>> Start

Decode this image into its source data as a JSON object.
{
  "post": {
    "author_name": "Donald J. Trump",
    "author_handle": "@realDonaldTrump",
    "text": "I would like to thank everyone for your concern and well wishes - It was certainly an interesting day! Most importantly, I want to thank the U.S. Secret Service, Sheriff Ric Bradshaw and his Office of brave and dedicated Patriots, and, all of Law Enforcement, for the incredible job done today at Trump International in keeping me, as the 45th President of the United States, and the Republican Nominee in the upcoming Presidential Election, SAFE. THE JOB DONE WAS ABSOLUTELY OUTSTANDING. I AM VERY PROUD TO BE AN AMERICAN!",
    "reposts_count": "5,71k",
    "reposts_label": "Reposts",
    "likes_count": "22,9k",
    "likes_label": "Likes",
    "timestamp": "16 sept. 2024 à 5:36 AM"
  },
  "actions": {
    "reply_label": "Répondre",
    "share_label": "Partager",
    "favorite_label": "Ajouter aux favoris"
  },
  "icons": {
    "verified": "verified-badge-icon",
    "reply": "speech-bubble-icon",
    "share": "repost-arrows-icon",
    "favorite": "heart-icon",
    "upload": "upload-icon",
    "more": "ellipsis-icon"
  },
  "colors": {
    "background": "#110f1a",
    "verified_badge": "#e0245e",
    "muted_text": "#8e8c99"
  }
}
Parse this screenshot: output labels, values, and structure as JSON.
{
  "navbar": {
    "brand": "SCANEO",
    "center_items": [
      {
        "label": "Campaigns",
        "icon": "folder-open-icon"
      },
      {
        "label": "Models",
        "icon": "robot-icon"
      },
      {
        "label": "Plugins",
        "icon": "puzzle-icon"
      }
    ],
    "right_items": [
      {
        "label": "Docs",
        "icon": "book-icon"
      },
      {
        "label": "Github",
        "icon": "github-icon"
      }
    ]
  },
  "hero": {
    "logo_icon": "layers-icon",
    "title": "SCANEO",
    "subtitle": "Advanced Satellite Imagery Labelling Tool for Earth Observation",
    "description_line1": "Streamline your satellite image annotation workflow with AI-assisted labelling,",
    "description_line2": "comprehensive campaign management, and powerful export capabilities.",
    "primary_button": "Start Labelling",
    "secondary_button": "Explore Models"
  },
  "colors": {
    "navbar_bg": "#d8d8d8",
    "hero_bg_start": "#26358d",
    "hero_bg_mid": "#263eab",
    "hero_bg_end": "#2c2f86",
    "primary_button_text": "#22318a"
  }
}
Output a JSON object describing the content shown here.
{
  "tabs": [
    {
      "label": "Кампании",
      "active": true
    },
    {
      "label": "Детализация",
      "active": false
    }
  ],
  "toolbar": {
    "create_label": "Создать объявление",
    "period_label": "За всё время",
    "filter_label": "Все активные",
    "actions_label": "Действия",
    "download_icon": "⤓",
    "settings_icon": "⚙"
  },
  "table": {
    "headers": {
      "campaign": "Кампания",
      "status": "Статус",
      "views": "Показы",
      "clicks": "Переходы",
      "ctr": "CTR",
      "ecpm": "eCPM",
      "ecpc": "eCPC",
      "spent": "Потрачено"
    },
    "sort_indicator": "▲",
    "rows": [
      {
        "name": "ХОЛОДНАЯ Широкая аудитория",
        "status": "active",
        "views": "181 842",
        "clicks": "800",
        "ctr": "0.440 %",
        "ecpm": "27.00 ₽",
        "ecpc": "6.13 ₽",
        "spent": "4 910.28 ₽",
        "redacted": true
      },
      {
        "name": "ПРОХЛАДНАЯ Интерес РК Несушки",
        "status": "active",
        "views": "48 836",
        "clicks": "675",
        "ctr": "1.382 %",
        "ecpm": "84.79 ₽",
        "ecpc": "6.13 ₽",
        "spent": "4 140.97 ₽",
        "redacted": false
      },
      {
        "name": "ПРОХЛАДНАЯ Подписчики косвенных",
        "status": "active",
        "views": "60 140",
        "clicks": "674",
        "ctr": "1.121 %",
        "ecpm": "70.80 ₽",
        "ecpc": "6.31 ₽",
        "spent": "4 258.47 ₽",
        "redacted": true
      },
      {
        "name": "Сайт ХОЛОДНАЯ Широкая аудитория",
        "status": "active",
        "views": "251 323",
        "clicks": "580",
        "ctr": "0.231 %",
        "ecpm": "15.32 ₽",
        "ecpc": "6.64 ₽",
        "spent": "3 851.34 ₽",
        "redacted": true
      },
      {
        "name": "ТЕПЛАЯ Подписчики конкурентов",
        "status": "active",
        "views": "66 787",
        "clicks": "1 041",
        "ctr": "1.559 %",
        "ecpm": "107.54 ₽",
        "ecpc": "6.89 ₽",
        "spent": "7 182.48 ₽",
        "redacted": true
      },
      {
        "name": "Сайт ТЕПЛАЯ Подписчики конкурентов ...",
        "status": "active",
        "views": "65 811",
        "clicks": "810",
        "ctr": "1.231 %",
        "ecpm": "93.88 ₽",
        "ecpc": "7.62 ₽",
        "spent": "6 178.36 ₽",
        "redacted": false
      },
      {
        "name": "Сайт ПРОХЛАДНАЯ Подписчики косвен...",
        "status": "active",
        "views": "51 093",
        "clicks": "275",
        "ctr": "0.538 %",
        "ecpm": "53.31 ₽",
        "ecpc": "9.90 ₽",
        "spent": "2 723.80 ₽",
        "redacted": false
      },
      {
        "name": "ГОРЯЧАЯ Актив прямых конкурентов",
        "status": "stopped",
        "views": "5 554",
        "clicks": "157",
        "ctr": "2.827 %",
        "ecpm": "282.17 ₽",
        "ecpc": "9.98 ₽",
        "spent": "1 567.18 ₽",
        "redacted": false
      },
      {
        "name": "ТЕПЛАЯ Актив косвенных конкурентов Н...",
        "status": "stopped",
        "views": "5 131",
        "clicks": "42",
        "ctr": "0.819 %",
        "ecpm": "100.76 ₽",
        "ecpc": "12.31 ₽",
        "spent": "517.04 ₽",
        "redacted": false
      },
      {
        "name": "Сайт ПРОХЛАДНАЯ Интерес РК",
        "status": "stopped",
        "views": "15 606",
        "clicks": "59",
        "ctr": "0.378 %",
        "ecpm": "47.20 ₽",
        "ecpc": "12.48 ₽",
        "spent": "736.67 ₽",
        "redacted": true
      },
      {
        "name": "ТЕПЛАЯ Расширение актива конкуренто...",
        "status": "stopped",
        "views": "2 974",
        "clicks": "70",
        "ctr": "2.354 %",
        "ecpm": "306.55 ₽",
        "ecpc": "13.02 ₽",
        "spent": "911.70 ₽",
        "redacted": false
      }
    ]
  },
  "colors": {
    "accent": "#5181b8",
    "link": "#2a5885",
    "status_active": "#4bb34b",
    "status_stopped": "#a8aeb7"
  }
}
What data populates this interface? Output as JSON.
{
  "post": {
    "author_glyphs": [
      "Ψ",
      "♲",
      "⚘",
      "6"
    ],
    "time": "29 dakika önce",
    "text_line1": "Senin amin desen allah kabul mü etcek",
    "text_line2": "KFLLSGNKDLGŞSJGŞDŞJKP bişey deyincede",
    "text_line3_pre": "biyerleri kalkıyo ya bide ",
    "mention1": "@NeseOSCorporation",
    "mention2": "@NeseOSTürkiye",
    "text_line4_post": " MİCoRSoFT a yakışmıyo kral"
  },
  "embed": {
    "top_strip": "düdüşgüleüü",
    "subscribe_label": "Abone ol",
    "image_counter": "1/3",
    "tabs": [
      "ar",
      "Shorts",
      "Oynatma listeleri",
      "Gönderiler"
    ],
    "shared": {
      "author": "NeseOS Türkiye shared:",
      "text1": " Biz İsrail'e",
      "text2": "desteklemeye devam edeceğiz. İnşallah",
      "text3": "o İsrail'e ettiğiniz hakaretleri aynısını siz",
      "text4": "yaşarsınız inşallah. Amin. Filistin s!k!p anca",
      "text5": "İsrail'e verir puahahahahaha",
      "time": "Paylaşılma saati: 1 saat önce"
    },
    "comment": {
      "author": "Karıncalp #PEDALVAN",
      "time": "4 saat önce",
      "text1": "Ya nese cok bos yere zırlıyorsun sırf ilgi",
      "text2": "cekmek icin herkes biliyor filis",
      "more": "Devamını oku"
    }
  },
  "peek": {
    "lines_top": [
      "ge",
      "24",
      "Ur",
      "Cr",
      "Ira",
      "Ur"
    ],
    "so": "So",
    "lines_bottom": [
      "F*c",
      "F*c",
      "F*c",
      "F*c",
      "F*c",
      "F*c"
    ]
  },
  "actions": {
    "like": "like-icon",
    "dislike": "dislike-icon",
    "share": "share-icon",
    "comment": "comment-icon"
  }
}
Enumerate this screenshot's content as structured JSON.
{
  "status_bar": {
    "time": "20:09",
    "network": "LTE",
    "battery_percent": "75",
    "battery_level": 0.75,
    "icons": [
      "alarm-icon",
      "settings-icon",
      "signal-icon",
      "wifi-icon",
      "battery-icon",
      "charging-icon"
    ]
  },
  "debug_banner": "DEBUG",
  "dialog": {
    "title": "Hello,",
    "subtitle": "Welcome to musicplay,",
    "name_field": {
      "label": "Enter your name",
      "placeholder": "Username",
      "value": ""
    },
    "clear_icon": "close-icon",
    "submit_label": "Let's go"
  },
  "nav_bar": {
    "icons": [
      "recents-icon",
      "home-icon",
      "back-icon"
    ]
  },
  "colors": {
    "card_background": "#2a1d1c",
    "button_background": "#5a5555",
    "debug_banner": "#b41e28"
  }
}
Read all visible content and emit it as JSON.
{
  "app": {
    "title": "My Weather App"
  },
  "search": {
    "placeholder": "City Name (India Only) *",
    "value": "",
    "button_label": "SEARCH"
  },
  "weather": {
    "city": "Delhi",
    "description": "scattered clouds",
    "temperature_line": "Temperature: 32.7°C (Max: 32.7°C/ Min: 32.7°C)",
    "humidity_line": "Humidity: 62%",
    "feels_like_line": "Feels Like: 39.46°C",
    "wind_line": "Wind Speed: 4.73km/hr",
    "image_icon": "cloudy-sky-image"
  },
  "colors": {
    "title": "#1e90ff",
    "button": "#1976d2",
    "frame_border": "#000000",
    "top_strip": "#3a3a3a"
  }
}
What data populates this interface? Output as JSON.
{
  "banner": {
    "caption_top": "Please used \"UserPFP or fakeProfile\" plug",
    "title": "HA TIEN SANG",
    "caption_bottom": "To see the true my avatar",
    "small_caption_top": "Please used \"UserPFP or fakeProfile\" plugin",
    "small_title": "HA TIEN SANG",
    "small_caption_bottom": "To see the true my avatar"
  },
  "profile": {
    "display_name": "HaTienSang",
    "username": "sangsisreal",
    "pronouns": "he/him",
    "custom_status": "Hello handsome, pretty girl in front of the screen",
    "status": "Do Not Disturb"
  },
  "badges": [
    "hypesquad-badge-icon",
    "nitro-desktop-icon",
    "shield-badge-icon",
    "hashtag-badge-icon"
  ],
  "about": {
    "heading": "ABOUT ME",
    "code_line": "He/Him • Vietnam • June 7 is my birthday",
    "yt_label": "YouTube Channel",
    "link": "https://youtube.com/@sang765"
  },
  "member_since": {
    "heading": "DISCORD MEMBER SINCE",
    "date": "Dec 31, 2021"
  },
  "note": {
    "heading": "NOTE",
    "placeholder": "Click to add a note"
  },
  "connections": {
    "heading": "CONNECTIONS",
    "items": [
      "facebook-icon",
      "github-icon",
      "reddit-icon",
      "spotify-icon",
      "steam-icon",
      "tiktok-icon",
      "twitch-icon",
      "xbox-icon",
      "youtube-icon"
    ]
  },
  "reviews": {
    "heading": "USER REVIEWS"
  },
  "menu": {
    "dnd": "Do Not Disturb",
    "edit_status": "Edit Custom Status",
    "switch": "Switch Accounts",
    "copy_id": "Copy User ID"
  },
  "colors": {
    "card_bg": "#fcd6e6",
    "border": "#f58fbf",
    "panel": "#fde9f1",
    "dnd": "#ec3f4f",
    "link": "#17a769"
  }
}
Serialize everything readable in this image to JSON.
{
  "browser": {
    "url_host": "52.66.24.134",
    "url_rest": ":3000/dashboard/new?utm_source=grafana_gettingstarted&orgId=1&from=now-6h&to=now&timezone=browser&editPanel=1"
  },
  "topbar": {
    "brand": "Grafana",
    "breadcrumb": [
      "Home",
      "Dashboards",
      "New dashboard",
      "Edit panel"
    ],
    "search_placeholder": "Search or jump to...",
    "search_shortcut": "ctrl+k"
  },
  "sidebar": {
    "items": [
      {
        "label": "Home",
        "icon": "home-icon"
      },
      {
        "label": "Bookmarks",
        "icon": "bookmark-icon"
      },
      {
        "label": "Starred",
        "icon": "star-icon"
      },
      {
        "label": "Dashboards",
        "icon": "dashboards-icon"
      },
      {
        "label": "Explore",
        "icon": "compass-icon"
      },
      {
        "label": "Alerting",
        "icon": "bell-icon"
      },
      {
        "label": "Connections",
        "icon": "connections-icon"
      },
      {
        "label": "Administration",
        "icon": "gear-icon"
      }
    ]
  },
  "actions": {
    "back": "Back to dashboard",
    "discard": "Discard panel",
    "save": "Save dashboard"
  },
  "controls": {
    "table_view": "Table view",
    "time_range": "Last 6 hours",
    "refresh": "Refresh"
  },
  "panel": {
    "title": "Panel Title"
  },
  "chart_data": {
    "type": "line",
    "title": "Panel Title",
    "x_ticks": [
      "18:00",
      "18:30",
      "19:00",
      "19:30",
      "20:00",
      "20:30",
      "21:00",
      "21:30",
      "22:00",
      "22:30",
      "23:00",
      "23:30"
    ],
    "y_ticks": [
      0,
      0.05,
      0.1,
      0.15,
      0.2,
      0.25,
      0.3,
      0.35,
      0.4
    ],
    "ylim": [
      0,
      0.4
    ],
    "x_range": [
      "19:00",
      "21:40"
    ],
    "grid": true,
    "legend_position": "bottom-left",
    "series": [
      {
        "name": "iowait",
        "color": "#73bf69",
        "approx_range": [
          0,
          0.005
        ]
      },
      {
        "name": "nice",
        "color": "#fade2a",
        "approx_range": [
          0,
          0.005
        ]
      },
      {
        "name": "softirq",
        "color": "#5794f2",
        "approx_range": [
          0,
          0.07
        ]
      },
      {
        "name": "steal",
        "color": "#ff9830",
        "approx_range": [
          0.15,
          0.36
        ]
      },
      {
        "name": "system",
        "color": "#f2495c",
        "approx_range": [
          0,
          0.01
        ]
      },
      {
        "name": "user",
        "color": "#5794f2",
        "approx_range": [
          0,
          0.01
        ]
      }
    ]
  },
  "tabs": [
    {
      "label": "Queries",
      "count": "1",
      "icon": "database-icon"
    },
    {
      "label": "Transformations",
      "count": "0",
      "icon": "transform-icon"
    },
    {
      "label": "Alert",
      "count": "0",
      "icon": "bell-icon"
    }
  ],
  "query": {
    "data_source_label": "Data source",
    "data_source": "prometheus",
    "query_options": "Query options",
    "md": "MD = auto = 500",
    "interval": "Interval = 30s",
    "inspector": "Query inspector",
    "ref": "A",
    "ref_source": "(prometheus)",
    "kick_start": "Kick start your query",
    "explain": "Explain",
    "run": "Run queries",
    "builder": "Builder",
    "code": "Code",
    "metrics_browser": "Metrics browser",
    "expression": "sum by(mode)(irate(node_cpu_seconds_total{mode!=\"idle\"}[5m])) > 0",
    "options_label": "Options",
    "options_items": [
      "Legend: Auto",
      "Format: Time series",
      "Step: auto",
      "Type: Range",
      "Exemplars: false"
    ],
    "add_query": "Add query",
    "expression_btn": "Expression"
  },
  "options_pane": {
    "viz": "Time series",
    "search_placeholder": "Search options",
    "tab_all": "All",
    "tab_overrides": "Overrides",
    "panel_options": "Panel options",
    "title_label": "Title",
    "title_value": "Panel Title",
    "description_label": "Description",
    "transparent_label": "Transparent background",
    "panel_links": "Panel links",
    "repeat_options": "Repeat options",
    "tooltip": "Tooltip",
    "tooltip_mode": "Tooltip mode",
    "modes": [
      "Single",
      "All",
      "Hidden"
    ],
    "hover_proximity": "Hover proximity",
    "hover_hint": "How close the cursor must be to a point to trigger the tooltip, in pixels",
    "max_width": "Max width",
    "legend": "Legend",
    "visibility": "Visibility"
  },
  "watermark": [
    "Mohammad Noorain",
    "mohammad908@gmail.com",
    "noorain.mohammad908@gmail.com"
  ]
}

>> End

__Exercise task__
Gather all lines with the string "spent" from the data.

__Correct answer__
      "spent": "Потрачено"
        "spent": "4 910.28 ₽",
        "spent": "4 140.97 ₽",
        "spent": "4 258.47 ₽",
        "spent": "3 851.34 ₽",
        "spent": "7 182.48 ₽",
        "spent": "6 178.36 ₽",
        "spent": "2 723.80 ₽",
        "spent": "1 567.18 ₽",
        "spent": "517.04 ₽",
        "spent": "736.67 ₽",
        "spent": "911.70 ₽",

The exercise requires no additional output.